- TASK DETAILS -
Repeat the material below exactly, with no pictures.
** Start of DATA LISTING **
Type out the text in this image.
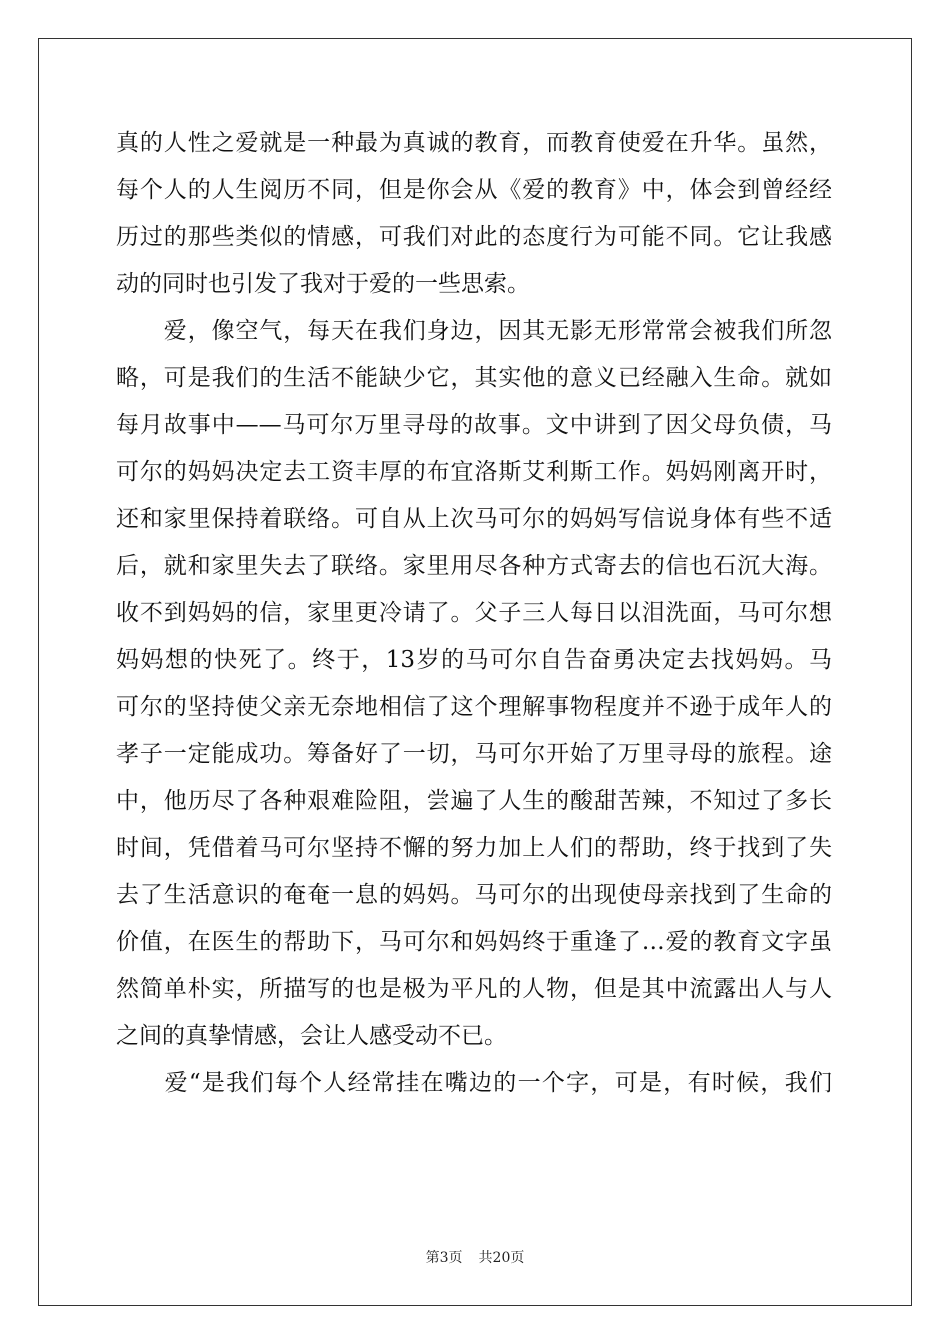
真的人性之爱就是一种最为真诚的教育，而教育使爱在升华。虽然，
每个人的人生阅历不同，但是你会从《爱的教育》中，体会到曾经经
历过的那些类似的情感，可我们对此的态度行为可能不同。它让我感
动的同时也引发了我对于爱的一些思索。
　　爱，像空气，每天在我们身边，因其无影无形常常会被我们所忽
略，可是我们的生活不能缺少它，其实他的意义已经融入生命。就如
每月故事中——马可尔万里寻母的故事。文中讲到了因父母负债，马
可尔的妈妈决定去工资丰厚的布宜洛斯艾利斯工作。妈妈刚离开时，
还和家里保持着联络。可自从上次马可尔的妈妈写信说身体有些不适
后，就和家里失去了联络。家里用尽各种方式寄去的信也石沉大海。
收不到妈妈的信，家里更冷请了。父子三人每日以泪洗面，马可尔想
妈妈想的快死了。终于，13岁的马可尔自告奋勇决定去找妈妈。马
可尔的坚持使父亲无奈地相信了这个理解事物程度并不逊于成年人的
孝子一定能成功。筹备好了一切，马可尔开始了万里寻母的旅程。途
中，他历尽了各种艰难险阻，尝遍了人生的酸甜苦辣，不知过了多长
时间，凭借着马可尔坚持不懈的努力加上人们的帮助，终于找到了失
去了生活意识的奄奄一息的妈妈。马可尔的出现使母亲找到了生命的
价值，在医生的帮助下，马可尔和妈妈终于重逢了…爱的教育文字虽
然简单朴实，所描写的也是极为平凡的人物，但是其中流露出人与人
之间的真挚情感，会让人感受动不已。
　　爱“是我们每个人经常挂在嘴边的一个字，可是，有时候，我们
第3页 共20页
** End of DATA LISTING **
- EXERCISE ANSWER -
Type out the text in this image.
真的人性之爱就是一种最为真诚的教育，而教育使爱在升华。虽然，
每个人的人生阅历不同，但是你会从《爱的教育》中，体会到曾经经
历过的那些类似的情感，可我们对此的态度行为可能不同。它让我感
动的同时也引发了我对于爱的一些思索。
　　爱，像空气，每天在我们身边，因其无影无形常常会被我们所忽
略，可是我们的生活不能缺少它，其实他的意义已经融入生命。就如
每月故事中——马可尔万里寻母的故事。文中讲到了因父母负债，马
可尔的妈妈决定去工资丰厚的布宜洛斯艾利斯工作。妈妈刚离开时，
还和家里保持着联络。可自从上次马可尔的妈妈写信说身体有些不适
后，就和家里失去了联络。家里用尽各种方式寄去的信也石沉大海。
收不到妈妈的信，家里更冷请了。父子三人每日以泪洗面，马可尔想
妈妈想的快死了。终于，13岁的马可尔自告奋勇决定去找妈妈。马
可尔的坚持使父亲无奈地相信了这个理解事物程度并不逊于成年人的
孝子一定能成功。筹备好了一切，马可尔开始了万里寻母的旅程。途
中，他历尽了各种艰难险阻，尝遍了人生的酸甜苦辣，不知过了多长
时间，凭借着马可尔坚持不懈的努力加上人们的帮助，终于找到了失
去了生活意识的奄奄一息的妈妈。马可尔的出现使母亲找到了生命的
价值，在医生的帮助下，马可尔和妈妈终于重逢了…爱的教育文字虽
然简单朴实，所描写的也是极为平凡的人物，但是其中流露出人与人
之间的真挚情感，会让人感受动不已。
　　爱“是我们每个人经常挂在嘴边的一个字，可是，有时候，我们
第3页 共20页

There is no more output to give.